### Your instructions
Gather all lines containing the string "type" and copy them out.

### Dataset entries
● ● ● ●

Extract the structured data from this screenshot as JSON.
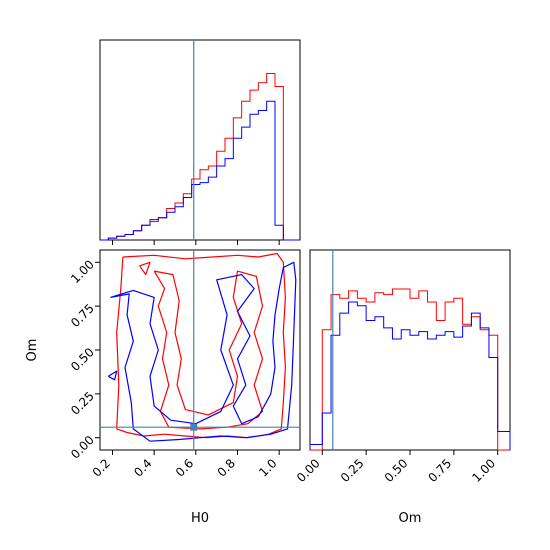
{
  "chart_data": {
    "type": "corner",
    "parameters": [
      "H0",
      "Om"
    ],
    "xlabels": {
      "h0": "H0",
      "om": "Om"
    },
    "ylabels": {
      "om": "Om"
    },
    "truth": {
      "H0": 0.59,
      "Om": 0.06
    },
    "colors": {
      "red": "#ff0000",
      "blue": "#0000ff",
      "truth": "#4682b4"
    },
    "ticks": {
      "h0": [
        "0.2",
        "0.4",
        "0.6",
        "0.8",
        "1.0"
      ],
      "om": [
        "0.00",
        "0.25",
        "0.50",
        "0.75",
        "1.00"
      ]
    },
    "panels": [
      {
        "type": "histogram",
        "parameter": "H0",
        "xlim": [
          0.14,
          1.1
        ],
        "ymax": 1.0,
        "series": [
          {
            "name": "red",
            "edges": [
              0.14,
              0.18,
              0.22,
              0.26,
              0.3,
              0.34,
              0.38,
              0.42,
              0.46,
              0.5,
              0.54,
              0.58,
              0.62,
              0.66,
              0.7,
              0.74,
              0.78,
              0.82,
              0.86,
              0.9,
              0.94,
              0.98,
              1.02,
              1.06,
              1.1
            ],
            "values": [
              0.0,
              0.01,
              0.02,
              0.03,
              0.05,
              0.08,
              0.1,
              0.12,
              0.17,
              0.2,
              0.25,
              0.33,
              0.38,
              0.4,
              0.48,
              0.55,
              0.66,
              0.75,
              0.81,
              0.85,
              0.9,
              0.83,
              0.0,
              0.0
            ]
          },
          {
            "name": "blue",
            "edges": [
              0.14,
              0.18,
              0.22,
              0.26,
              0.3,
              0.34,
              0.38,
              0.42,
              0.46,
              0.5,
              0.54,
              0.58,
              0.62,
              0.66,
              0.7,
              0.74,
              0.78,
              0.82,
              0.86,
              0.9,
              0.94,
              0.98,
              1.02,
              1.06,
              1.1
            ],
            "values": [
              0.0,
              0.01,
              0.02,
              0.03,
              0.05,
              0.08,
              0.11,
              0.12,
              0.15,
              0.18,
              0.23,
              0.3,
              0.31,
              0.34,
              0.4,
              0.44,
              0.55,
              0.61,
              0.68,
              0.7,
              0.75,
              0.08,
              0.0,
              0.0
            ]
          }
        ]
      },
      {
        "type": "contour",
        "x": "H0",
        "y": "Om",
        "xlim": [
          0.14,
          1.1
        ],
        "ylim": [
          -0.07,
          1.07
        ],
        "series": [
          {
            "name": "red",
            "contours": [
              [
                [
                  0.25,
                  1.03
                ],
                [
                  0.4,
                  1.04
                ],
                [
                  0.55,
                  1.02
                ],
                [
                  0.68,
                  1.03
                ],
                [
                  0.8,
                  1.04
                ],
                [
                  0.9,
                  1.03
                ],
                [
                  0.99,
                  1.05
                ],
                [
                  1.02,
                  1.0
                ],
                [
                  1.03,
                  0.8
                ],
                [
                  1.02,
                  0.6
                ],
                [
                  1.03,
                  0.4
                ],
                [
                  1.02,
                  0.2
                ],
                [
                  1.01,
                  0.05
                ],
                [
                  0.95,
                  0.02
                ],
                [
                  0.85,
                  0.0
                ],
                [
                  0.75,
                  0.01
                ],
                [
                  0.65,
                  0.0
                ],
                [
                  0.55,
                  0.01
                ],
                [
                  0.45,
                  0.02
                ],
                [
                  0.35,
                  0.01
                ],
                [
                  0.27,
                  0.03
                ],
                [
                  0.22,
                  0.05
                ],
                [
                  0.23,
                  0.3
                ],
                [
                  0.22,
                  0.6
                ],
                [
                  0.24,
                  0.85
                ],
                [
                  0.25,
                  1.03
                ]
              ],
              [
                [
                  0.4,
                  0.95
                ],
                [
                  0.45,
                  0.85
                ],
                [
                  0.42,
                  0.75
                ],
                [
                  0.46,
                  0.6
                ],
                [
                  0.44,
                  0.45
                ],
                [
                  0.47,
                  0.3
                ],
                [
                  0.43,
                  0.15
                ],
                [
                  0.47,
                  0.06
                ],
                [
                  0.62,
                  0.05
                ],
                [
                  0.75,
                  0.06
                ],
                [
                  0.85,
                  0.08
                ],
                [
                  0.92,
                  0.15
                ],
                [
                  0.88,
                  0.3
                ],
                [
                  0.92,
                  0.45
                ],
                [
                  0.88,
                  0.6
                ],
                [
                  0.92,
                  0.75
                ],
                [
                  0.89,
                  0.92
                ],
                [
                  0.8,
                  0.95
                ],
                [
                  0.78,
                  0.8
                ],
                [
                  0.82,
                  0.65
                ],
                [
                  0.76,
                  0.5
                ],
                [
                  0.8,
                  0.35
                ],
                [
                  0.78,
                  0.2
                ],
                [
                  0.66,
                  0.13
                ],
                [
                  0.55,
                  0.16
                ],
                [
                  0.51,
                  0.3
                ],
                [
                  0.53,
                  0.45
                ],
                [
                  0.5,
                  0.6
                ],
                [
                  0.52,
                  0.78
                ],
                [
                  0.49,
                  0.93
                ],
                [
                  0.4,
                  0.95
                ]
              ],
              [
                [
                  0.33,
                  0.98
                ],
                [
                  0.38,
                  1.0
                ],
                [
                  0.36,
                  0.93
                ],
                [
                  0.33,
                  0.98
                ]
              ]
            ]
          },
          {
            "name": "blue",
            "contours": [
              [
                [
                  0.19,
                  0.8
                ],
                [
                  0.28,
                  0.82
                ],
                [
                  0.27,
                  0.7
                ],
                [
                  0.3,
                  0.55
                ],
                [
                  0.26,
                  0.4
                ],
                [
                  0.29,
                  0.2
                ],
                [
                  0.3,
                  0.05
                ],
                [
                  0.38,
                  -0.02
                ],
                [
                  0.52,
                  -0.01
                ],
                [
                  0.62,
                  0.0
                ],
                [
                  0.72,
                  0.01
                ],
                [
                  0.84,
                  0.0
                ],
                [
                  0.96,
                  0.02
                ],
                [
                  1.04,
                  0.05
                ],
                [
                  1.06,
                  0.3
                ],
                [
                  1.07,
                  0.6
                ],
                [
                  1.08,
                  0.9
                ],
                [
                  1.07,
                  1.0
                ],
                [
                  1.02,
                  0.97
                ],
                [
                  1.0,
                  0.85
                ],
                [
                  0.98,
                  0.7
                ],
                [
                  0.97,
                  0.55
                ],
                [
                  0.98,
                  0.4
                ],
                [
                  0.96,
                  0.25
                ],
                [
                  0.9,
                  0.12
                ],
                [
                  0.82,
                  0.08
                ],
                [
                  0.78,
                  0.18
                ],
                [
                  0.84,
                  0.3
                ],
                [
                  0.8,
                  0.45
                ],
                [
                  0.86,
                  0.58
                ],
                [
                  0.8,
                  0.72
                ],
                [
                  0.88,
                  0.85
                ],
                [
                  0.82,
                  0.93
                ],
                [
                  0.7,
                  0.9
                ],
                [
                  0.75,
                  0.7
                ],
                [
                  0.72,
                  0.5
                ],
                [
                  0.78,
                  0.3
                ],
                [
                  0.72,
                  0.15
                ],
                [
                  0.6,
                  0.08
                ],
                [
                  0.48,
                  0.1
                ],
                [
                  0.4,
                  0.18
                ],
                [
                  0.38,
                  0.35
                ],
                [
                  0.42,
                  0.5
                ],
                [
                  0.38,
                  0.65
                ],
                [
                  0.4,
                  0.8
                ],
                [
                  0.3,
                  0.84
                ],
                [
                  0.19,
                  0.8
                ]
              ],
              [
                [
                  0.18,
                  0.35
                ],
                [
                  0.22,
                  0.38
                ],
                [
                  0.21,
                  0.33
                ],
                [
                  0.18,
                  0.35
                ]
              ]
            ]
          }
        ]
      },
      {
        "type": "histogram",
        "parameter": "Om",
        "xlim": [
          -0.07,
          1.07
        ],
        "ymax": 1.0,
        "series": [
          {
            "name": "red",
            "edges": [
              -0.07,
              0.0,
              0.05,
              0.1,
              0.15,
              0.2,
              0.25,
              0.3,
              0.35,
              0.4,
              0.45,
              0.5,
              0.55,
              0.6,
              0.65,
              0.7,
              0.75,
              0.8,
              0.85,
              0.9,
              0.95,
              1.0,
              1.07
            ],
            "values": [
              0.0,
              0.65,
              0.84,
              0.82,
              0.86,
              0.82,
              0.8,
              0.85,
              0.84,
              0.87,
              0.87,
              0.82,
              0.86,
              0.8,
              0.7,
              0.8,
              0.82,
              0.68,
              0.72,
              0.65,
              0.62,
              0.0
            ]
          },
          {
            "name": "blue",
            "edges": [
              -0.07,
              0.0,
              0.05,
              0.1,
              0.15,
              0.2,
              0.25,
              0.3,
              0.35,
              0.4,
              0.45,
              0.5,
              0.55,
              0.6,
              0.65,
              0.7,
              0.75,
              0.8,
              0.85,
              0.9,
              0.95,
              1.0,
              1.07
            ],
            "values": [
              0.03,
              0.2,
              0.62,
              0.74,
              0.8,
              0.78,
              0.7,
              0.72,
              0.66,
              0.6,
              0.65,
              0.62,
              0.64,
              0.6,
              0.62,
              0.64,
              0.61,
              0.67,
              0.74,
              0.66,
              0.5,
              0.1
            ]
          }
        ]
      }
    ]
  }
}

● ● ● ●

### Task result
    "type": "corner",
        "type": "histogram",
        "type": "contour",
        "type": "histogram",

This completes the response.